> **Task details**: Among the lines below, count those with "Rate". Give the total alone.

Records from a collection of figures:
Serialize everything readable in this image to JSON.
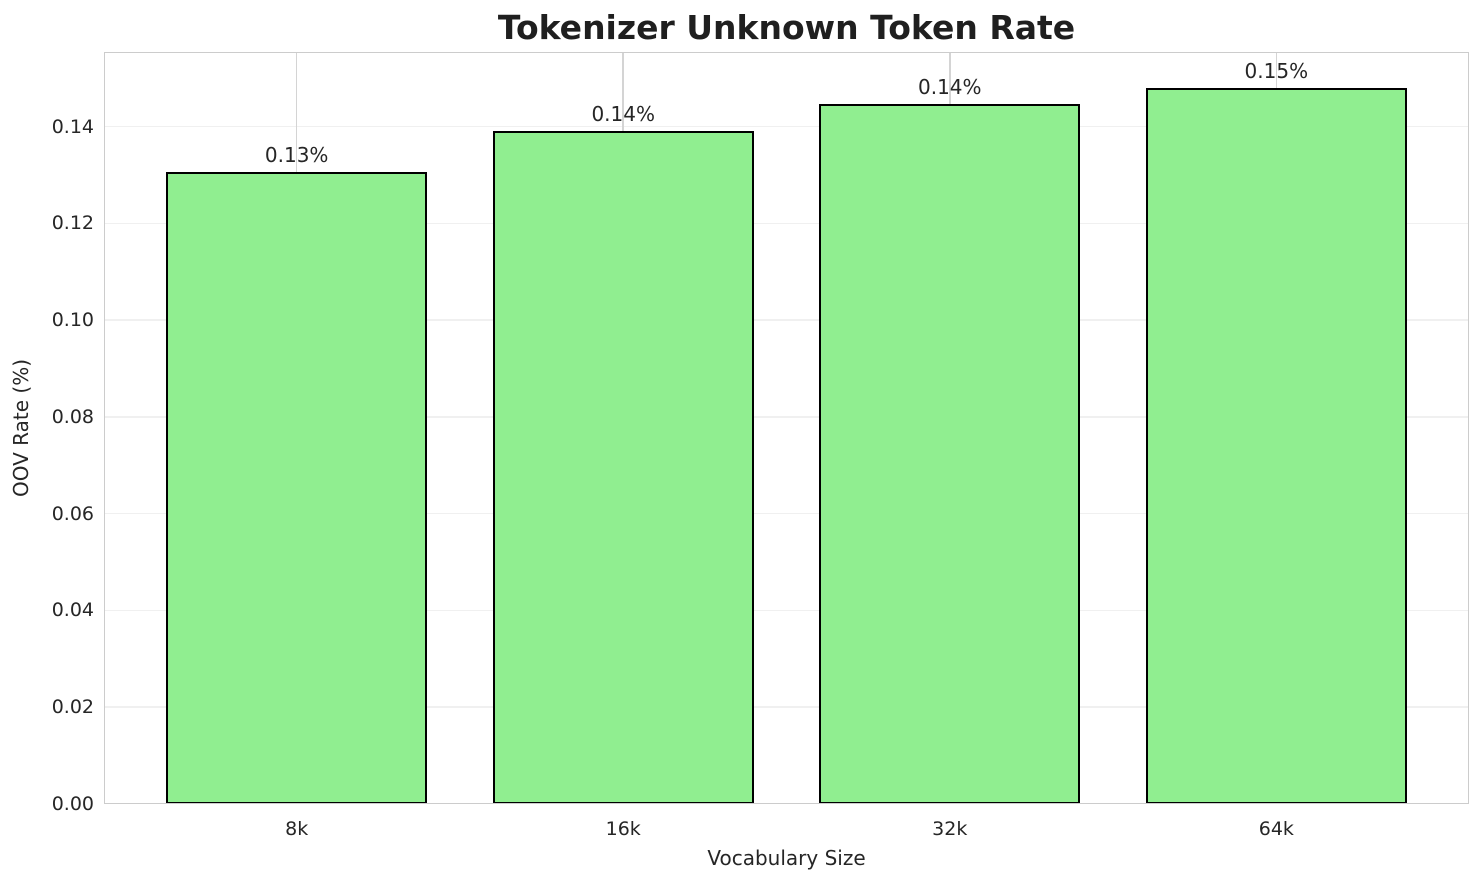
{
  "chart_data": {
    "type": "bar",
    "title": "Tokenizer Unknown Token Rate",
    "xlabel": "Vocabulary Size",
    "ylabel": "OOV Rate (%)",
    "categories": [
      "8k",
      "16k",
      "32k",
      "64k"
    ],
    "values": [
      0.1305,
      0.139,
      0.1447,
      0.148
    ],
    "bar_labels": [
      "0.13%",
      "0.14%",
      "0.14%",
      "0.15%"
    ],
    "yticks": [
      {
        "value": 0.0,
        "label": "0.00"
      },
      {
        "value": 0.02,
        "label": "0.02"
      },
      {
        "value": 0.04,
        "label": "0.04"
      },
      {
        "value": 0.06,
        "label": "0.06"
      },
      {
        "value": 0.08,
        "label": "0.08"
      },
      {
        "value": 0.1,
        "label": "0.10"
      },
      {
        "value": 0.12,
        "label": "0.12"
      },
      {
        "value": 0.14,
        "label": "0.14"
      }
    ],
    "ylim": [
      0,
      0.1554
    ],
    "xlim": [
      -0.59,
      3.59
    ],
    "bar_width": 0.8,
    "grid": "both",
    "legend": "none",
    "colors": {
      "bar_fill": "#90EE90",
      "bar_edge": "#000000",
      "h_grid": "#f0f0f0",
      "v_grid": "#d4d4d4",
      "spine": "#cccccc",
      "text": "#262626"
    }
  }
}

> **Finished exercise**: 2